-- Provided information start --

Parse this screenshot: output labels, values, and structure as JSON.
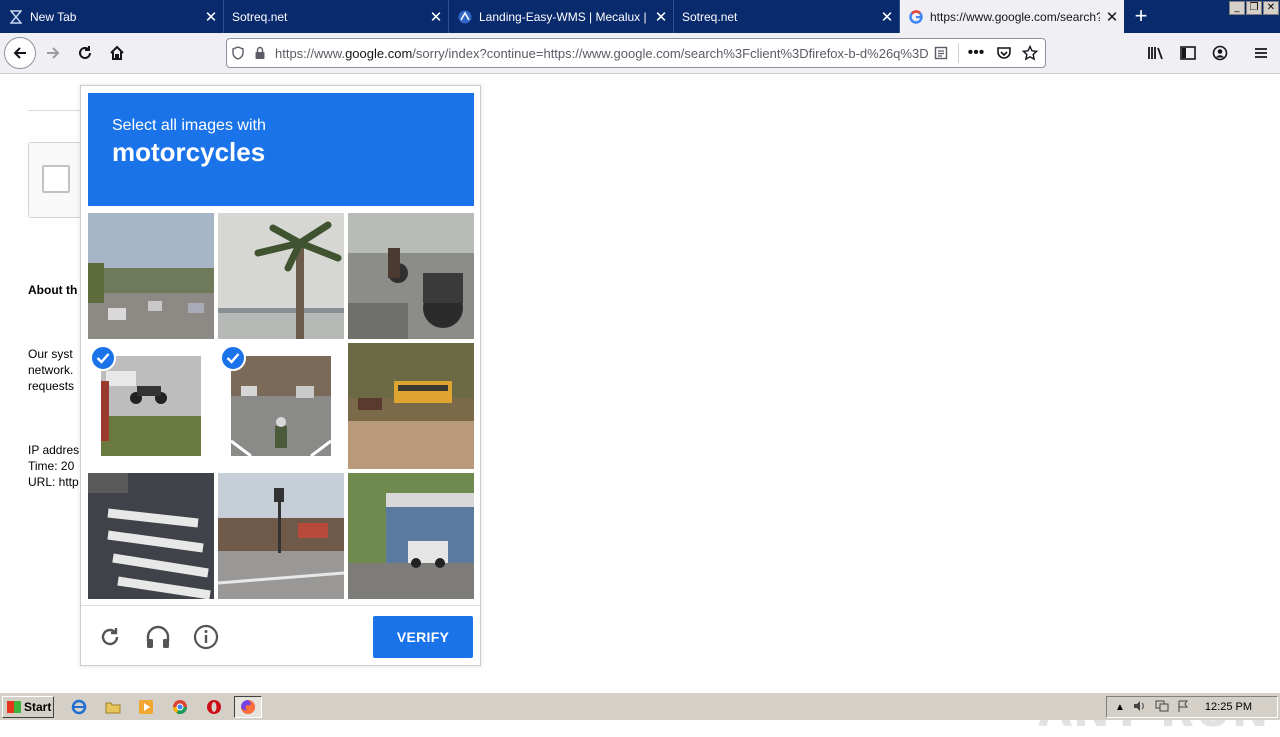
{
  "browser": {
    "tabs": [
      {
        "title": "New Tab",
        "favicon": "hourglass-icon",
        "active": false
      },
      {
        "title": "Sotreq.net",
        "favicon": "",
        "active": false
      },
      {
        "title": "Landing-Easy-WMS | Mecalux | ww",
        "favicon": "mecalux-icon",
        "active": false
      },
      {
        "title": "Sotreq.net",
        "favicon": "",
        "active": false
      },
      {
        "title": "https://www.google.com/search?c",
        "favicon": "google-icon",
        "active": true
      }
    ],
    "url_prefix": "https://www.",
    "url_host": "google.com",
    "url_rest": "/sorry/index?continue=https://www.google.com/search%3Fclient%3Dfirefox-b-d%26q%3D"
  },
  "page": {
    "about_heading": "About th",
    "about_body": "Our syst\nnetwork.\nrequests",
    "meta_lines": "IP addres\nTime: 20\nURL: http"
  },
  "captcha": {
    "prompt_line1": "Select all images with",
    "prompt_line2": "motorcycles",
    "verify_label": "VERIFY",
    "accent_color": "#1a73e8",
    "tiles": [
      {
        "label": "street-scene",
        "selected": false
      },
      {
        "label": "palm-tree-bridge",
        "selected": false
      },
      {
        "label": "motorcycles-parked",
        "selected": false
      },
      {
        "label": "motorcycle-on-street",
        "selected": true
      },
      {
        "label": "motorcycle-traffic",
        "selected": true
      },
      {
        "label": "school-bus",
        "selected": false
      },
      {
        "label": "crosswalk",
        "selected": false
      },
      {
        "label": "intersection",
        "selected": false
      },
      {
        "label": "house-car",
        "selected": false
      }
    ]
  },
  "watermark": "ANY RUN",
  "taskbar": {
    "start_label": "Start",
    "clock": "12:25 PM"
  }
}
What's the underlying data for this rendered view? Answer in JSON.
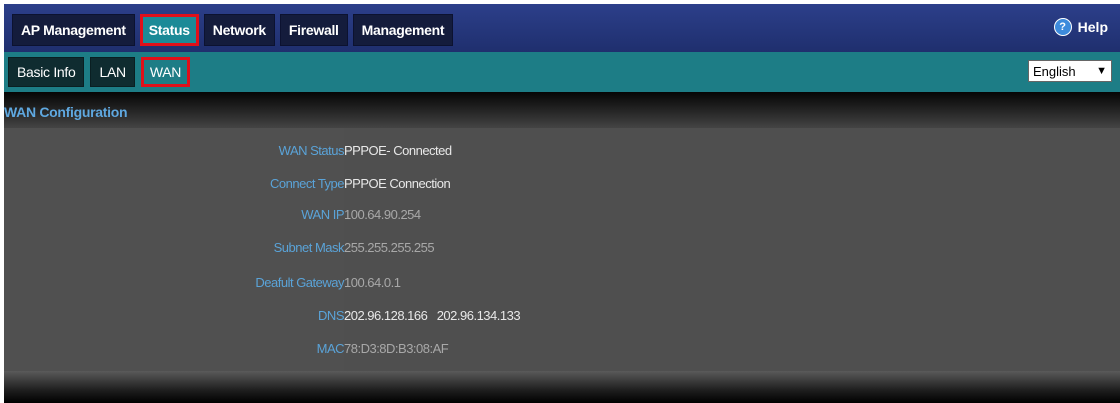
{
  "main_nav": {
    "tabs": [
      {
        "label": "AP Management"
      },
      {
        "label": "Status"
      },
      {
        "label": "Network"
      },
      {
        "label": "Firewall"
      },
      {
        "label": "Management"
      }
    ],
    "active": "Status",
    "help_label": "Help"
  },
  "sub_nav": {
    "tabs": [
      {
        "label": "Basic Info"
      },
      {
        "label": "LAN"
      },
      {
        "label": "WAN"
      }
    ],
    "active": "WAN",
    "language": "English"
  },
  "section": {
    "title": "WAN Configuration"
  },
  "wan": {
    "status_label": "WAN Status",
    "status_value": "PPPOE- Connected",
    "connect_type_label": "Connect Type",
    "connect_type_value": "PPPOE Connection",
    "ip_label": "WAN IP",
    "ip_value": "100.64.90.254",
    "mask_label": "Subnet Mask",
    "mask_value": "255.255.255.255",
    "gateway_label": "Deafult Gateway",
    "gateway_value": "100.64.0.1",
    "dns_label": "DNS",
    "dns_value": "202.96.128.166   202.96.134.133",
    "mac_label": "MAC",
    "mac_value": "78:D3:8D:B3:08:AF"
  },
  "colors": {
    "top_bar": "#2c3f8a",
    "sub_bar": "#1d7d86",
    "highlight": "#e0101a",
    "label_blue": "#5aa3d8"
  }
}
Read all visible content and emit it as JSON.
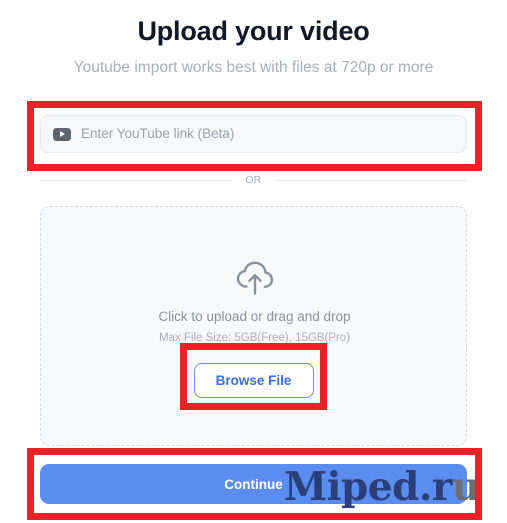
{
  "page": {
    "title": "Upload your video",
    "subtitle": "Youtube import works best with files at 720p or more"
  },
  "youtube_input": {
    "icon": "youtube-play-icon",
    "placeholder": "Enter YouTube link (Beta)",
    "value": ""
  },
  "divider": {
    "label": "OR"
  },
  "dropzone": {
    "icon": "cloud-upload-icon",
    "primary_text": "Click to upload or drag and drop",
    "secondary_text": "Max File Size: 5GB(Free), 15GB(Pro)",
    "browse_label": "Browse File"
  },
  "footer": {
    "continue_label": "Continue"
  },
  "watermark": {
    "text_main": "Miped.r",
    "text_tail": "u"
  },
  "annotations": {
    "boxes": [
      {
        "name": "youtube-input-highlight"
      },
      {
        "name": "browse-file-highlight"
      },
      {
        "name": "continue-highlight"
      }
    ],
    "color": "#ec2027"
  },
  "colors": {
    "accent_blue": "#5b8cf0",
    "browse_blue": "#3b6fe0",
    "title": "#111827",
    "muted": "#a9aeb8",
    "dropzone_bg": "#f8f9fb",
    "input_bg": "#f7f8fa",
    "annotation_red": "#ec2027",
    "watermark_navy": "#2b3f7a"
  }
}
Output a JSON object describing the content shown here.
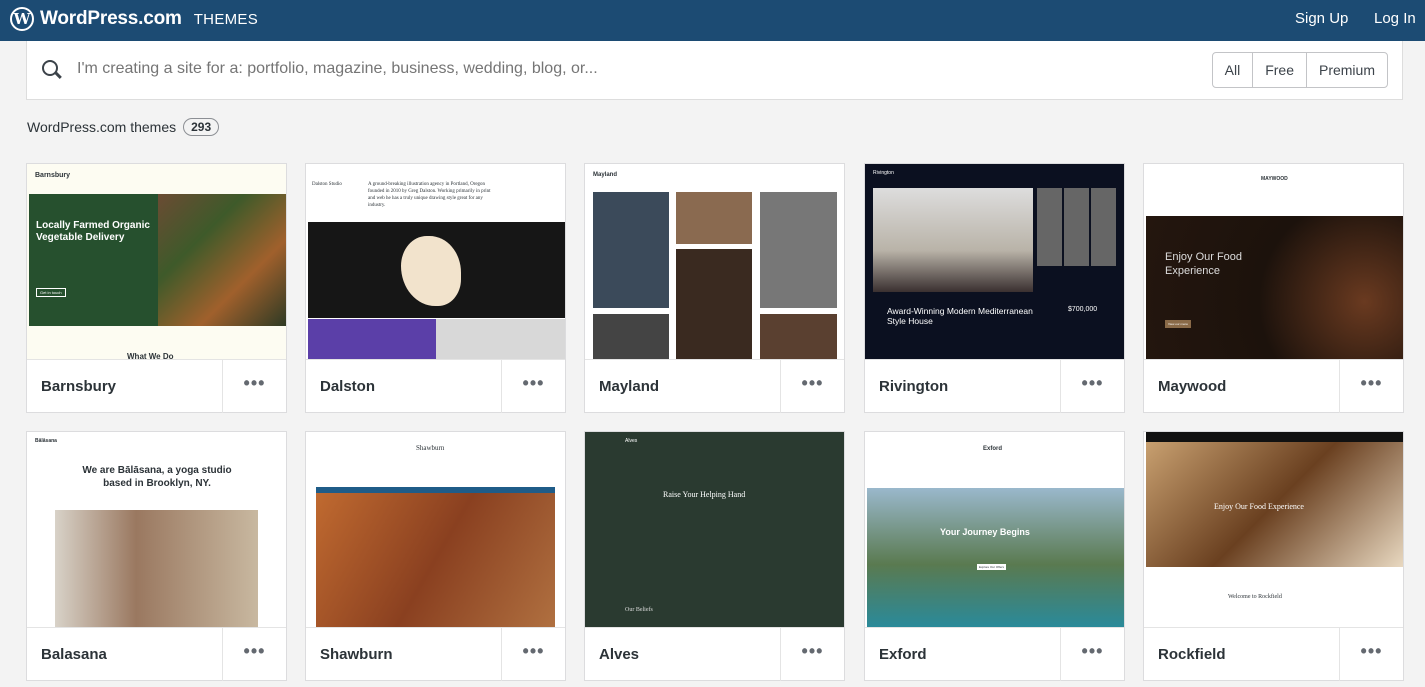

-- Provided information end --

■ **The request**:
Transcribe the full listing above exactly, with the images removed.

■ **Answer for the task**:
Parse this screenshot: output labels, values, and structure as JSON.
{
  "browser": {
    "tabs": [
      {
        "title": "New Tab",
        "favicon": "hourglass-icon",
        "active": false
      },
      {
        "title": "Sotreq.net",
        "favicon": "",
        "active": false
      },
      {
        "title": "Landing-Easy-WMS | Mecalux | ww",
        "favicon": "mecalux-icon",
        "active": false
      },
      {
        "title": "Sotreq.net",
        "favicon": "",
        "active": false
      },
      {
        "title": "https://www.google.com/search?c",
        "favicon": "google-icon",
        "active": true
      }
    ],
    "url_prefix": "https://www.",
    "url_host": "google.com",
    "url_rest": "/sorry/index?continue=https://www.google.com/search%3Fclient%3Dfirefox-b-d%26q%3D"
  },
  "page": {
    "about_heading": "About th",
    "about_body": "Our syst\nnetwork.\nrequests",
    "meta_lines": "IP addres\nTime: 20\nURL: http"
  },
  "captcha": {
    "prompt_line1": "Select all images with",
    "prompt_line2": "motorcycles",
    "verify_label": "VERIFY",
    "accent_color": "#1a73e8",
    "tiles": [
      {
        "label": "street-scene",
        "selected": false
      },
      {
        "label": "palm-tree-bridge",
        "selected": false
      },
      {
        "label": "motorcycles-parked",
        "selected": false
      },
      {
        "label": "motorcycle-on-street",
        "selected": true
      },
      {
        "label": "motorcycle-traffic",
        "selected": true
      },
      {
        "label": "school-bus",
        "selected": false
      },
      {
        "label": "crosswalk",
        "selected": false
      },
      {
        "label": "intersection",
        "selected": false
      },
      {
        "label": "house-car",
        "selected": false
      }
    ]
  },
  "watermark": "ANY RUN",
  "taskbar": {
    "start_label": "Start",
    "clock": "12:25 PM"
  }
}
What's the underlying data for this rendered view? Answer in JSON.
{
  "main_nav": {
    "tabs": [
      {
        "label": "AP Management"
      },
      {
        "label": "Status"
      },
      {
        "label": "Network"
      },
      {
        "label": "Firewall"
      },
      {
        "label": "Management"
      }
    ],
    "active": "Status",
    "help_label": "Help"
  },
  "sub_nav": {
    "tabs": [
      {
        "label": "Basic Info"
      },
      {
        "label": "LAN"
      },
      {
        "label": "WAN"
      }
    ],
    "active": "WAN",
    "language": "English"
  },
  "section": {
    "title": "WAN Configuration"
  },
  "wan": {
    "status_label": "WAN Status",
    "status_value": "PPPOE- Connected",
    "connect_type_label": "Connect Type",
    "connect_type_value": "PPPOE Connection",
    "ip_label": "WAN IP",
    "ip_value": "100.64.90.254",
    "mask_label": "Subnet Mask",
    "mask_value": "255.255.255.255",
    "gateway_label": "Deafult Gateway",
    "gateway_value": "100.64.0.1",
    "dns_label": "DNS",
    "dns_value": "202.96.128.166   202.96.134.133",
    "mac_label": "MAC",
    "mac_value": "78:D3:8D:B3:08:AF"
  },
  "colors": {
    "top_bar": "#2c3f8a",
    "sub_bar": "#1d7d86",
    "highlight": "#e0101a",
    "label_blue": "#5aa3d8"
  }
}
Read all visible content and emit it as JSON.
{
  "page": {
    "title": "Upload your video",
    "subtitle": "Youtube import works best with files at 720p or more"
  },
  "youtube_input": {
    "icon": "youtube-play-icon",
    "placeholder": "Enter YouTube link (Beta)",
    "value": ""
  },
  "divider": {
    "label": "OR"
  },
  "dropzone": {
    "icon": "cloud-upload-icon",
    "primary_text": "Click to upload or drag and drop",
    "secondary_text": "Max File Size: 5GB(Free), 15GB(Pro)",
    "browse_label": "Browse File"
  },
  "footer": {
    "continue_label": "Continue"
  },
  "watermark": {
    "text_main": "Miped.r",
    "text_tail": "u"
  },
  "annotations": {
    "boxes": [
      {
        "name": "youtube-input-highlight"
      },
      {
        "name": "browse-file-highlight"
      },
      {
        "name": "continue-highlight"
      }
    ],
    "color": "#ec2027"
  },
  "colors": {
    "accent_blue": "#5b8cf0",
    "browse_blue": "#3b6fe0",
    "title": "#111827",
    "muted": "#a9aeb8",
    "dropzone_bg": "#f8f9fb",
    "input_bg": "#f7f8fa",
    "annotation_red": "#ec2027",
    "watermark_navy": "#2b3f7a"
  }
}
Output a JSON object describing the content shown here.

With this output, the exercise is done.